## [Aim of the task]
Reproduce each record exactly.

## [Material]
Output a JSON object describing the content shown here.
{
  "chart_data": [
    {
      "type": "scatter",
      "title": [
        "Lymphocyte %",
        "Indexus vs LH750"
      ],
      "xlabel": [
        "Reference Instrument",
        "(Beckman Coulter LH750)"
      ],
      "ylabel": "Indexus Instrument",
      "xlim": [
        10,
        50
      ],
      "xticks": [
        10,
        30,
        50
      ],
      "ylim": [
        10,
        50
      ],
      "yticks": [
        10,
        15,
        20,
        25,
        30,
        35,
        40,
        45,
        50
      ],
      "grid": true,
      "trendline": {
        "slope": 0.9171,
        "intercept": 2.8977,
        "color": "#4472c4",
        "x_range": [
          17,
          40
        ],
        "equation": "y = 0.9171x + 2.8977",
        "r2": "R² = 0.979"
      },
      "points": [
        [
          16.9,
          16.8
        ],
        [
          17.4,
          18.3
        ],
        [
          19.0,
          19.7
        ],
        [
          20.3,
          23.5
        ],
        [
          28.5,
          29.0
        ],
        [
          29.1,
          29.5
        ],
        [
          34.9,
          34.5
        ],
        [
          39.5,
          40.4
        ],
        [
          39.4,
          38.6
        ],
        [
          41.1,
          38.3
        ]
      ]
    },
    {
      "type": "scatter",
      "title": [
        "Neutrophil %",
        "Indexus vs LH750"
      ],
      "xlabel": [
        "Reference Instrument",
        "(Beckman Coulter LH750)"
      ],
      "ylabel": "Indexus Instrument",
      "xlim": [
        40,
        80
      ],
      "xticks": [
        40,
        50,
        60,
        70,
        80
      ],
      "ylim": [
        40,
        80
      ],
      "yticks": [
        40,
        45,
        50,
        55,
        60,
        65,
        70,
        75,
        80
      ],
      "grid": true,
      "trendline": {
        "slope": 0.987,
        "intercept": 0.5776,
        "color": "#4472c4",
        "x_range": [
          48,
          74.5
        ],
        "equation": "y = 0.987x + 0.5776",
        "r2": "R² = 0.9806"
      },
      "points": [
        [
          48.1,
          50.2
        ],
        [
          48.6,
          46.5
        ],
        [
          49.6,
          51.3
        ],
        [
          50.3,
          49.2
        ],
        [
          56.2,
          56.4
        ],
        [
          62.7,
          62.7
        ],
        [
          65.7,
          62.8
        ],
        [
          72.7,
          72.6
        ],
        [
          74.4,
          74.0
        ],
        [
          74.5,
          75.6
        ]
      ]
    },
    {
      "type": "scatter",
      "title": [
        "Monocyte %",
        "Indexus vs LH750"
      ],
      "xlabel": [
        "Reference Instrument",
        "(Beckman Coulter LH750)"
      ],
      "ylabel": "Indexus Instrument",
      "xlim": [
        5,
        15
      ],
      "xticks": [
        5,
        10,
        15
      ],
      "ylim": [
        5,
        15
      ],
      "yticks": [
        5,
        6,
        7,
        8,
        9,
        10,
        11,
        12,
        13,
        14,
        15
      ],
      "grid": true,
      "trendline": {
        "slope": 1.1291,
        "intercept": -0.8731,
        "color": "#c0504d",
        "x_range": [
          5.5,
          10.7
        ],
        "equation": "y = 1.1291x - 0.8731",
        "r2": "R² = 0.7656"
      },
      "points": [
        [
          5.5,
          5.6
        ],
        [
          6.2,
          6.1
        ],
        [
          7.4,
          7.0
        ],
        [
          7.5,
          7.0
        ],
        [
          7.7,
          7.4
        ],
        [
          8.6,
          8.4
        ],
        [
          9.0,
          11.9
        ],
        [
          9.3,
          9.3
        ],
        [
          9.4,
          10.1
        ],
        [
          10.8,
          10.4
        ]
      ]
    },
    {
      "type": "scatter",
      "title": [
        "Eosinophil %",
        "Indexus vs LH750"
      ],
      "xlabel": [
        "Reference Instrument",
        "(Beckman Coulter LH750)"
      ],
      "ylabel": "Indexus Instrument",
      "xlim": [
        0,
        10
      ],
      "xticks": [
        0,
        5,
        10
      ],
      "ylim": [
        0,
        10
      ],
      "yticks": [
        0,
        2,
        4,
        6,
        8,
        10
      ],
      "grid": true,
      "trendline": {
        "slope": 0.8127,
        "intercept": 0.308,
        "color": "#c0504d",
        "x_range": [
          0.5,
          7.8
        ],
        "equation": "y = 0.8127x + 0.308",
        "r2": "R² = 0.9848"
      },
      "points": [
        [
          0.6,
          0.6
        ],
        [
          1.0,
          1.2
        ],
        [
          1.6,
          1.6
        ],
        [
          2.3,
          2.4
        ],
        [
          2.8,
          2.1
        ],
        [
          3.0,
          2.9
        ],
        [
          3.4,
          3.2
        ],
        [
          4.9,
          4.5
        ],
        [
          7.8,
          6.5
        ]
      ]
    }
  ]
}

## [Solution]
Output a JSON object describing the content shown here.
{
  "chart_data": [
    {
      "type": "scatter",
      "title": [
        "Lymphocyte %",
        "Indexus vs LH750"
      ],
      "xlabel": [
        "Reference Instrument",
        "(Beckman Coulter LH750)"
      ],
      "ylabel": "Indexus Instrument",
      "xlim": [
        10,
        50
      ],
      "xticks": [
        10,
        30,
        50
      ],
      "ylim": [
        10,
        50
      ],
      "yticks": [
        10,
        15,
        20,
        25,
        30,
        35,
        40,
        45,
        50
      ],
      "grid": true,
      "trendline": {
        "slope": 0.9171,
        "intercept": 2.8977,
        "color": "#4472c4",
        "x_range": [
          17,
          40
        ],
        "equation": "y = 0.9171x + 2.8977",
        "r2": "R² = 0.979"
      },
      "points": [
        [
          16.9,
          16.8
        ],
        [
          17.4,
          18.3
        ],
        [
          19.0,
          19.7
        ],
        [
          20.3,
          23.5
        ],
        [
          28.5,
          29.0
        ],
        [
          29.1,
          29.5
        ],
        [
          34.9,
          34.5
        ],
        [
          39.5,
          40.4
        ],
        [
          39.4,
          38.6
        ],
        [
          41.1,
          38.3
        ]
      ]
    },
    {
      "type": "scatter",
      "title": [
        "Neutrophil %",
        "Indexus vs LH750"
      ],
      "xlabel": [
        "Reference Instrument",
        "(Beckman Coulter LH750)"
      ],
      "ylabel": "Indexus Instrument",
      "xlim": [
        40,
        80
      ],
      "xticks": [
        40,
        50,
        60,
        70,
        80
      ],
      "ylim": [
        40,
        80
      ],
      "yticks": [
        40,
        45,
        50,
        55,
        60,
        65,
        70,
        75,
        80
      ],
      "grid": true,
      "trendline": {
        "slope": 0.987,
        "intercept": 0.5776,
        "color": "#4472c4",
        "x_range": [
          48,
          74.5
        ],
        "equation": "y = 0.987x + 0.5776",
        "r2": "R² = 0.9806"
      },
      "points": [
        [
          48.1,
          50.2
        ],
        [
          48.6,
          46.5
        ],
        [
          49.6,
          51.3
        ],
        [
          50.3,
          49.2
        ],
        [
          56.2,
          56.4
        ],
        [
          62.7,
          62.7
        ],
        [
          65.7,
          62.8
        ],
        [
          72.7,
          72.6
        ],
        [
          74.4,
          74.0
        ],
        [
          74.5,
          75.6
        ]
      ]
    },
    {
      "type": "scatter",
      "title": [
        "Monocyte %",
        "Indexus vs LH750"
      ],
      "xlabel": [
        "Reference Instrument",
        "(Beckman Coulter LH750)"
      ],
      "ylabel": "Indexus Instrument",
      "xlim": [
        5,
        15
      ],
      "xticks": [
        5,
        10,
        15
      ],
      "ylim": [
        5,
        15
      ],
      "yticks": [
        5,
        6,
        7,
        8,
        9,
        10,
        11,
        12,
        13,
        14,
        15
      ],
      "grid": true,
      "trendline": {
        "slope": 1.1291,
        "intercept": -0.8731,
        "color": "#c0504d",
        "x_range": [
          5.5,
          10.7
        ],
        "equation": "y = 1.1291x - 0.8731",
        "r2": "R² = 0.7656"
      },
      "points": [
        [
          5.5,
          5.6
        ],
        [
          6.2,
          6.1
        ],
        [
          7.4,
          7.0
        ],
        [
          7.5,
          7.0
        ],
        [
          7.7,
          7.4
        ],
        [
          8.6,
          8.4
        ],
        [
          9.0,
          11.9
        ],
        [
          9.3,
          9.3
        ],
        [
          9.4,
          10.1
        ],
        [
          10.8,
          10.4
        ]
      ]
    },
    {
      "type": "scatter",
      "title": [
        "Eosinophil %",
        "Indexus vs LH750"
      ],
      "xlabel": [
        "Reference Instrument",
        "(Beckman Coulter LH750)"
      ],
      "ylabel": "Indexus Instrument",
      "xlim": [
        0,
        10
      ],
      "xticks": [
        0,
        5,
        10
      ],
      "ylim": [
        0,
        10
      ],
      "yticks": [
        0,
        2,
        4,
        6,
        8,
        10
      ],
      "grid": true,
      "trendline": {
        "slope": 0.8127,
        "intercept": 0.308,
        "color": "#c0504d",
        "x_range": [
          0.5,
          7.8
        ],
        "equation": "y = 0.8127x + 0.308",
        "r2": "R² = 0.9848"
      },
      "points": [
        [
          0.6,
          0.6
        ],
        [
          1.0,
          1.2
        ],
        [
          1.6,
          1.6
        ],
        [
          2.3,
          2.4
        ],
        [
          2.8,
          2.1
        ],
        [
          3.0,
          2.9
        ],
        [
          3.4,
          3.2
        ],
        [
          4.9,
          4.5
        ],
        [
          7.8,
          6.5
        ]
      ]
    }
  ]
}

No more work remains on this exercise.